◆ Exercise objective
Only lines holding the string "XHTML" are wanted; copy each one from the material.
****
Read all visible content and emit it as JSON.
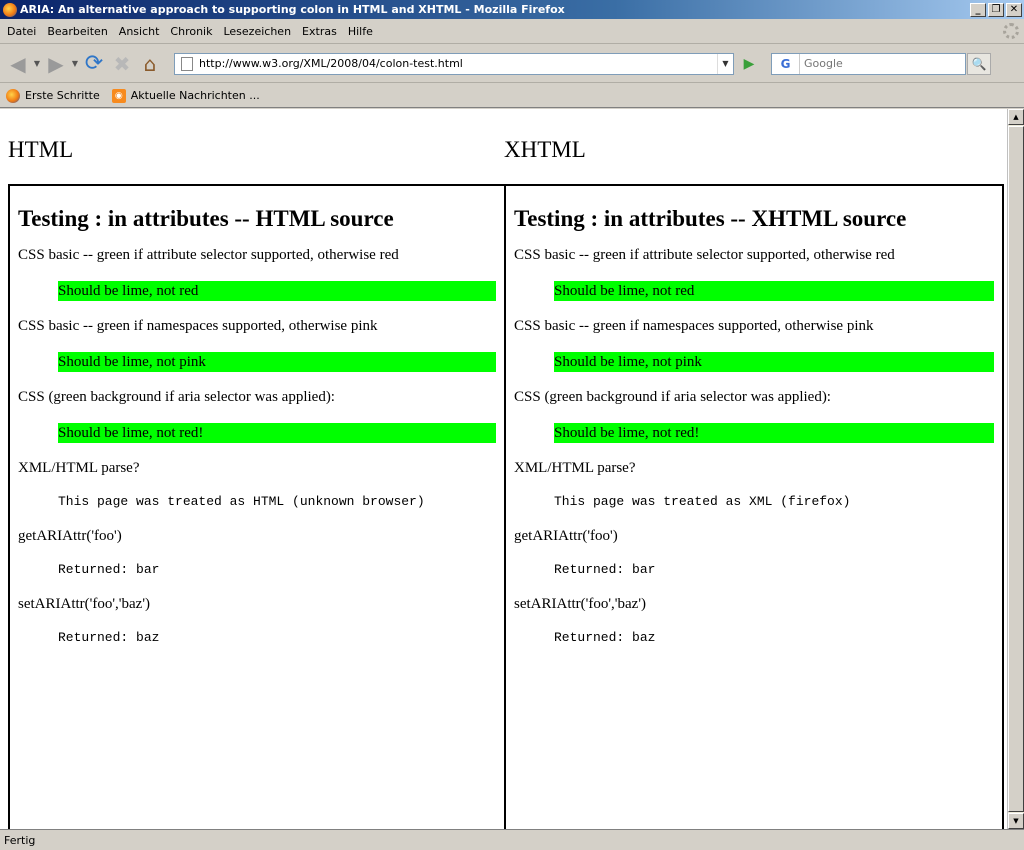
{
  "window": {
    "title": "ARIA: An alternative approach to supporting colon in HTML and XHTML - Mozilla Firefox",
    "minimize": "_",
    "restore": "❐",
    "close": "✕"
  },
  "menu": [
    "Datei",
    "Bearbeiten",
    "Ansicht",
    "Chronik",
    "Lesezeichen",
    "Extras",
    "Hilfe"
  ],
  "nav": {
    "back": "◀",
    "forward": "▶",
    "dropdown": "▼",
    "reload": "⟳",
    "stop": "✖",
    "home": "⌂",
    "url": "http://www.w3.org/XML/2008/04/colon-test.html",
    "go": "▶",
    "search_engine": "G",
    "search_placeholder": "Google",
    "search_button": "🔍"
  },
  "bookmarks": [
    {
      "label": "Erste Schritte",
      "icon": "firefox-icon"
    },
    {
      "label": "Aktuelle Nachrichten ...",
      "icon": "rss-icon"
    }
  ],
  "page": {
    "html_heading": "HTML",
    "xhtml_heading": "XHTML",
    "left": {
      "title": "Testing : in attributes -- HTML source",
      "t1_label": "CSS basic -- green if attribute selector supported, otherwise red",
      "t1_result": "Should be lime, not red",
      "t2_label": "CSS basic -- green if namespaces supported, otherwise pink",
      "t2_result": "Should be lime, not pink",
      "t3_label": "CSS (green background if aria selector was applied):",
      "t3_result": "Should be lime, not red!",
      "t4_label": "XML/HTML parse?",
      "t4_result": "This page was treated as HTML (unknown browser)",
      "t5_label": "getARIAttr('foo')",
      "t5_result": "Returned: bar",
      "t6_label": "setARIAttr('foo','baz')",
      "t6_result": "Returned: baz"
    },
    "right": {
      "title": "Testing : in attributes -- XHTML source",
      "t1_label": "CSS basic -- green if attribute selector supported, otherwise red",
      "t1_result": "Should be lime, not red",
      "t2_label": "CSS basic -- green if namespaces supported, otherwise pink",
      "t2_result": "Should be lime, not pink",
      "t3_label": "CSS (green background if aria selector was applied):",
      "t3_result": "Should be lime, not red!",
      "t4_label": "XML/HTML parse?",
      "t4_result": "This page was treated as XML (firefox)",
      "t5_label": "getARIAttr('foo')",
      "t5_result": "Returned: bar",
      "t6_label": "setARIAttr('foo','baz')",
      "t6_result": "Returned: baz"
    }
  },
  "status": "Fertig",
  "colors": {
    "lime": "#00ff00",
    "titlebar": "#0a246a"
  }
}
****
◆ Full response
    "title": "ARIA: An alternative approach to supporting colon in HTML and XHTML - Mozilla Firefox",
    "xhtml_heading": "XHTML",
      "title": "Testing : in attributes -- XHTML source",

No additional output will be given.